- _DIRECTIONS_: Go through the entries below and collect each line with the string "trưởng" in it.

________________________

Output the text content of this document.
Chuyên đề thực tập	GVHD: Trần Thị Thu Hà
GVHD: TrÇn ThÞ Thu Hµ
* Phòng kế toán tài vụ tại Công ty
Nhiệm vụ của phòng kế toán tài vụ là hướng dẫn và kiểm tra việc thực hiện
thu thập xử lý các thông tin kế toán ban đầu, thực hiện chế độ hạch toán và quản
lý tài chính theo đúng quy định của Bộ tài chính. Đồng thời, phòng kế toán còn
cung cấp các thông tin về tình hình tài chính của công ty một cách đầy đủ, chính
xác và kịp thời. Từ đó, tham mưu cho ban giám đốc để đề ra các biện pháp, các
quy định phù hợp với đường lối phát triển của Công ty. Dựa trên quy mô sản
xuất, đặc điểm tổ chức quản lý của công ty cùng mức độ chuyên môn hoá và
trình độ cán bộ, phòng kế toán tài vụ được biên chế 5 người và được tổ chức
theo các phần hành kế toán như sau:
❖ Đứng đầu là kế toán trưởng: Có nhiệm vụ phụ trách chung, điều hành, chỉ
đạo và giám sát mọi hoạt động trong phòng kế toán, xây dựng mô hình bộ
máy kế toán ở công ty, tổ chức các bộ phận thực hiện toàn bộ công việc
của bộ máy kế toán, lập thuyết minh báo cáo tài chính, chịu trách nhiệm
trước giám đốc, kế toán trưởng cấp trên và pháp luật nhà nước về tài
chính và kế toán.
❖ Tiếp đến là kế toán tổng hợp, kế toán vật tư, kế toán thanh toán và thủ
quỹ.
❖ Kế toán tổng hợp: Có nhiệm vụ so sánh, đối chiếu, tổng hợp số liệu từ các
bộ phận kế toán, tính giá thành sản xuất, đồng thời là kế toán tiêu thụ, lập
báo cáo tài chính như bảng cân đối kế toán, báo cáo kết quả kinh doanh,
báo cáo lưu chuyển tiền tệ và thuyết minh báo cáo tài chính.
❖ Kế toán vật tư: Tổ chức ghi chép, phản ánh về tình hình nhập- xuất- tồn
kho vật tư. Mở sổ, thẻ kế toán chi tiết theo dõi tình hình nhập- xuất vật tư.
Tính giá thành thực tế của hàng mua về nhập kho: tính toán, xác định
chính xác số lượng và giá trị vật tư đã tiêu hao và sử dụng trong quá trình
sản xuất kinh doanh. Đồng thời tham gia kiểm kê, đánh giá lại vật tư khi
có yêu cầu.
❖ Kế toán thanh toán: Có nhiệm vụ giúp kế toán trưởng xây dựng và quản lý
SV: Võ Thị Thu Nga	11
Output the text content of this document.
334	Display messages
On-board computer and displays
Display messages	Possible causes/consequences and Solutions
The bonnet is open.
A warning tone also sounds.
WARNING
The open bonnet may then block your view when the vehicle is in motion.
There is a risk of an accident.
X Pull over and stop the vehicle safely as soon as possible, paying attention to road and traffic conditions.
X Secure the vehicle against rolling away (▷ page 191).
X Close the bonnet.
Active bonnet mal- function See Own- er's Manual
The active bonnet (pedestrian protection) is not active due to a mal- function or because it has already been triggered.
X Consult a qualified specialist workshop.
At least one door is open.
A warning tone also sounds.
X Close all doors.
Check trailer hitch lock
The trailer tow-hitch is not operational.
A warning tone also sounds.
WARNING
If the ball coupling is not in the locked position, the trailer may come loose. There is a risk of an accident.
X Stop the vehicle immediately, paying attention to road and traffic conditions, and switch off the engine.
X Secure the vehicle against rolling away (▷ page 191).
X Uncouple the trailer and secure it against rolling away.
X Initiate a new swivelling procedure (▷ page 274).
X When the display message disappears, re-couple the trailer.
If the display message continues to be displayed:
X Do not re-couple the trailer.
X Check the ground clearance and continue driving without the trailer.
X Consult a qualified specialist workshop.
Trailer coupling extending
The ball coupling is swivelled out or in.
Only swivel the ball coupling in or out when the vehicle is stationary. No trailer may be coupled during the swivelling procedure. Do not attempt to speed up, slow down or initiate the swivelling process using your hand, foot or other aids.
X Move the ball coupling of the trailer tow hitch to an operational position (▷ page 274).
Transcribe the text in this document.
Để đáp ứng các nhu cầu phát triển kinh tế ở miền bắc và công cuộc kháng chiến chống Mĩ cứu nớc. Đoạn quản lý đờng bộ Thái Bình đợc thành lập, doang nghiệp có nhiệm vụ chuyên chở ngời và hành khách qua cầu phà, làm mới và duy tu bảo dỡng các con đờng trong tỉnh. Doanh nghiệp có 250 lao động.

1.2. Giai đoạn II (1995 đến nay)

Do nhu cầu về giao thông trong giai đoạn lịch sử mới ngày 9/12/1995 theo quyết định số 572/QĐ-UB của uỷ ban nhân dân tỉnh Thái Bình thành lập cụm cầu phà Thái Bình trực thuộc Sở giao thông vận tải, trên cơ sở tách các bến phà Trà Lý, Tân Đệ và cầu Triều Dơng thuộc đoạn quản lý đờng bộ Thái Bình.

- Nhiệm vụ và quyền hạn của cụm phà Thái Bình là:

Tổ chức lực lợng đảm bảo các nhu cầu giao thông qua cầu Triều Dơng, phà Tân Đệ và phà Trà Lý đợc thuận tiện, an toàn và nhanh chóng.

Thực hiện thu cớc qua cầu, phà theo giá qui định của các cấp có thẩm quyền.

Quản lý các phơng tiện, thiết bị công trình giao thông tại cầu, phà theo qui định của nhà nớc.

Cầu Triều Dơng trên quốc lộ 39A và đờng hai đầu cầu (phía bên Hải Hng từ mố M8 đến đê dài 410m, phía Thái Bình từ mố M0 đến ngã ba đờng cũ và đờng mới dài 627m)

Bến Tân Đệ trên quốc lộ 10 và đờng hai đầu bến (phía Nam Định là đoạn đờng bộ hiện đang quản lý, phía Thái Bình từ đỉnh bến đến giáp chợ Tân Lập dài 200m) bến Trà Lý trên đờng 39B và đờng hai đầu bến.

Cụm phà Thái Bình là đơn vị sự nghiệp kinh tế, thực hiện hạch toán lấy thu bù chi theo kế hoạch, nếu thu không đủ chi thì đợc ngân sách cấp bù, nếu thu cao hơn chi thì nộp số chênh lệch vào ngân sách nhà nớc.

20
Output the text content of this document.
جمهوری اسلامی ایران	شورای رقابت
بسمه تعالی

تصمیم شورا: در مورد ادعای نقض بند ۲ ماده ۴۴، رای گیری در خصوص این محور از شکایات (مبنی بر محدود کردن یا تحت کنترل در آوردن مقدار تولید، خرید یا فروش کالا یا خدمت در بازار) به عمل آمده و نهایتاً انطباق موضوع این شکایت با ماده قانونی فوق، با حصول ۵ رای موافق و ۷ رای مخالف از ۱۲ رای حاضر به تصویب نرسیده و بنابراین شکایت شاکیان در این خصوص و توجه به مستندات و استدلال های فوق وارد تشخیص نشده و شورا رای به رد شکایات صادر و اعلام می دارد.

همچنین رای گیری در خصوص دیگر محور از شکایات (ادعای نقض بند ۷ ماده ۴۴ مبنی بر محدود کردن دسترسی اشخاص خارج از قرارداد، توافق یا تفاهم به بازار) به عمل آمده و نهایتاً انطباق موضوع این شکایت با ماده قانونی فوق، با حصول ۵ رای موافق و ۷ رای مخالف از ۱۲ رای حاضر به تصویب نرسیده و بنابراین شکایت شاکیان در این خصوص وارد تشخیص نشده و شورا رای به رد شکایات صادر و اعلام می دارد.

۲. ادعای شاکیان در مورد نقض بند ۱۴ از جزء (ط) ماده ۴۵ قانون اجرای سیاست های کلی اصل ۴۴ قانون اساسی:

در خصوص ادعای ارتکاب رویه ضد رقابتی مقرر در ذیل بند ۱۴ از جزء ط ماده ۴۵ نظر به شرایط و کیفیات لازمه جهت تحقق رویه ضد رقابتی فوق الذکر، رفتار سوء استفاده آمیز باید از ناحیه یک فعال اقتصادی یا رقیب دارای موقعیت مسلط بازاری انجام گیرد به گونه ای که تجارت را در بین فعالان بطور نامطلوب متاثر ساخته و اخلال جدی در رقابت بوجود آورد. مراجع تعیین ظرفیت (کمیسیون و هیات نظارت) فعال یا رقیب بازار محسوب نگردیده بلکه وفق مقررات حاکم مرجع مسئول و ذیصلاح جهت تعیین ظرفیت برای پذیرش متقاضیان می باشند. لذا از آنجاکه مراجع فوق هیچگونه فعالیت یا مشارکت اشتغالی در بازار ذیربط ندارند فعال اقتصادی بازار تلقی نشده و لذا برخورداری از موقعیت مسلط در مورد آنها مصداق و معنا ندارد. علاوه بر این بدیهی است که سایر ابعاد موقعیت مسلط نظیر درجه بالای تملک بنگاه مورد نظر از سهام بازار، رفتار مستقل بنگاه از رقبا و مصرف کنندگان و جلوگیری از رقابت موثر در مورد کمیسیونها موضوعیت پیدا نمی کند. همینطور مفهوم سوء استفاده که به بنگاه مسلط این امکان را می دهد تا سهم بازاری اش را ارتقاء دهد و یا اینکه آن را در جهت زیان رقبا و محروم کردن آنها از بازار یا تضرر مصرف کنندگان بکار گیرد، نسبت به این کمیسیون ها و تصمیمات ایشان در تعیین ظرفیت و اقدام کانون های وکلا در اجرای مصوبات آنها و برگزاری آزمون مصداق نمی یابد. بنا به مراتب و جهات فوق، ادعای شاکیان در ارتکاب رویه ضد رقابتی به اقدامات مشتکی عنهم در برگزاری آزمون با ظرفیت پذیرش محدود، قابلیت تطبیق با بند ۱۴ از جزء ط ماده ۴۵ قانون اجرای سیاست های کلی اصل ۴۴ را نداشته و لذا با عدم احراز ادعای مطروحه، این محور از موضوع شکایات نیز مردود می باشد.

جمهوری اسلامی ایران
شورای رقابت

________________________

- _SOLUTION TO THIS EXERCISE_:
❖ Đứng đầu là kế toán trưởng: Có nhiệm vụ phụ trách chung, điều hành, chỉ
trước giám đốc, kế toán trưởng cấp trên và pháp luật nhà nước về tài
❖ Kế toán thanh toán: Có nhiệm vụ giúp kế toán trưởng xây dựng và quản lý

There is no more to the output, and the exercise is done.